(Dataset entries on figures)
■ ■ ■ ■ ■

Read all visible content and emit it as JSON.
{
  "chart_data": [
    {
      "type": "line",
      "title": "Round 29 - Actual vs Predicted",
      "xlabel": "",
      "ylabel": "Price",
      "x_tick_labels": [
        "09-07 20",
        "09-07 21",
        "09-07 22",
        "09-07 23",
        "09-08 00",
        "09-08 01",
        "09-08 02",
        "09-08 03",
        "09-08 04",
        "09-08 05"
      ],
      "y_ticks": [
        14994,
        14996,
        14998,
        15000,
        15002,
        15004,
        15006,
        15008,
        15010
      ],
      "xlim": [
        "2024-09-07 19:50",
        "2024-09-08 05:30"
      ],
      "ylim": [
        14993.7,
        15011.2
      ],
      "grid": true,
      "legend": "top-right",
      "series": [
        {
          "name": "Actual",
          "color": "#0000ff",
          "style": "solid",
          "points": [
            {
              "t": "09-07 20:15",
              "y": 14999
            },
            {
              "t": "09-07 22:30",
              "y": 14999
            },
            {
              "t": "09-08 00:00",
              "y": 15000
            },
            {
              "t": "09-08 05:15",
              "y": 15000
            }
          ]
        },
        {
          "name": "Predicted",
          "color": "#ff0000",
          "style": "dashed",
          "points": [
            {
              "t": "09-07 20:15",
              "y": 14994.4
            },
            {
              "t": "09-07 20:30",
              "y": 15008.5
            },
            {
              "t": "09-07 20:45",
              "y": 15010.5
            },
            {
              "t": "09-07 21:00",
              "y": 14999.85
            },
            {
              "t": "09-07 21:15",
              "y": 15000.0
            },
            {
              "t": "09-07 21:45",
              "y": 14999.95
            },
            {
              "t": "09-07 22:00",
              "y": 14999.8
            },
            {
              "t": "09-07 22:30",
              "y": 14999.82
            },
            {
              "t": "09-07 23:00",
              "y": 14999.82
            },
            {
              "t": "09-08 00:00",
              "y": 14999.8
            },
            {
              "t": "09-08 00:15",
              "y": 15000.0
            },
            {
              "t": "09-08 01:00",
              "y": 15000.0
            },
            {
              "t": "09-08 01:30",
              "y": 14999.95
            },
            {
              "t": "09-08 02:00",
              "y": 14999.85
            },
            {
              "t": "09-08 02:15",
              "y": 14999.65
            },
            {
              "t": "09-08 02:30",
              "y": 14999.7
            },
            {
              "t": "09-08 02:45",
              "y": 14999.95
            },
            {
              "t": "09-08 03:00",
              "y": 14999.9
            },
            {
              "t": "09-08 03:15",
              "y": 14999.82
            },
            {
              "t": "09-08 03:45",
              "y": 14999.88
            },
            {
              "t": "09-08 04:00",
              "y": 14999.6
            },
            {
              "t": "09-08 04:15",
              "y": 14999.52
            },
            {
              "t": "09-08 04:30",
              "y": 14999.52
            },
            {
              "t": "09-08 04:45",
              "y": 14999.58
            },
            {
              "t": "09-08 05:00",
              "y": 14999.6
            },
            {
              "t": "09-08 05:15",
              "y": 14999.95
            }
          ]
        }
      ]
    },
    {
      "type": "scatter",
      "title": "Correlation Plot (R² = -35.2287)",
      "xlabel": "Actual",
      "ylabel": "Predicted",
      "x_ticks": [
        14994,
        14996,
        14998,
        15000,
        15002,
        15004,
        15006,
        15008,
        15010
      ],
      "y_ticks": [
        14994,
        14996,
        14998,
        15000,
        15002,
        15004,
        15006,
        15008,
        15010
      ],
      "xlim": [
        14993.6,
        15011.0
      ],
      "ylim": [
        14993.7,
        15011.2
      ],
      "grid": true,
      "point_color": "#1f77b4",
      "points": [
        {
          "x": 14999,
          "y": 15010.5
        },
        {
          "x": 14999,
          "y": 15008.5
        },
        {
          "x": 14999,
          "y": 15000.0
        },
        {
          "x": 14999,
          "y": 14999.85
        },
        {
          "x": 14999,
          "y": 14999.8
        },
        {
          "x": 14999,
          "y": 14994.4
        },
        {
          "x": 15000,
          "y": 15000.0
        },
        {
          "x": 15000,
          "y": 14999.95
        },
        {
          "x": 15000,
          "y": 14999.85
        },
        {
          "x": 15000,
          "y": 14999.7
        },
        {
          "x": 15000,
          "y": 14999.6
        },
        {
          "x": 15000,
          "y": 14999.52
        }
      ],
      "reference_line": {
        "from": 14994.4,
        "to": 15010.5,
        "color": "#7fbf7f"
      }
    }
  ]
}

■ ■ ■ ■ ■

### Goal
A number is the only answer here: how many lines of the material above contain "title"?

### Response
2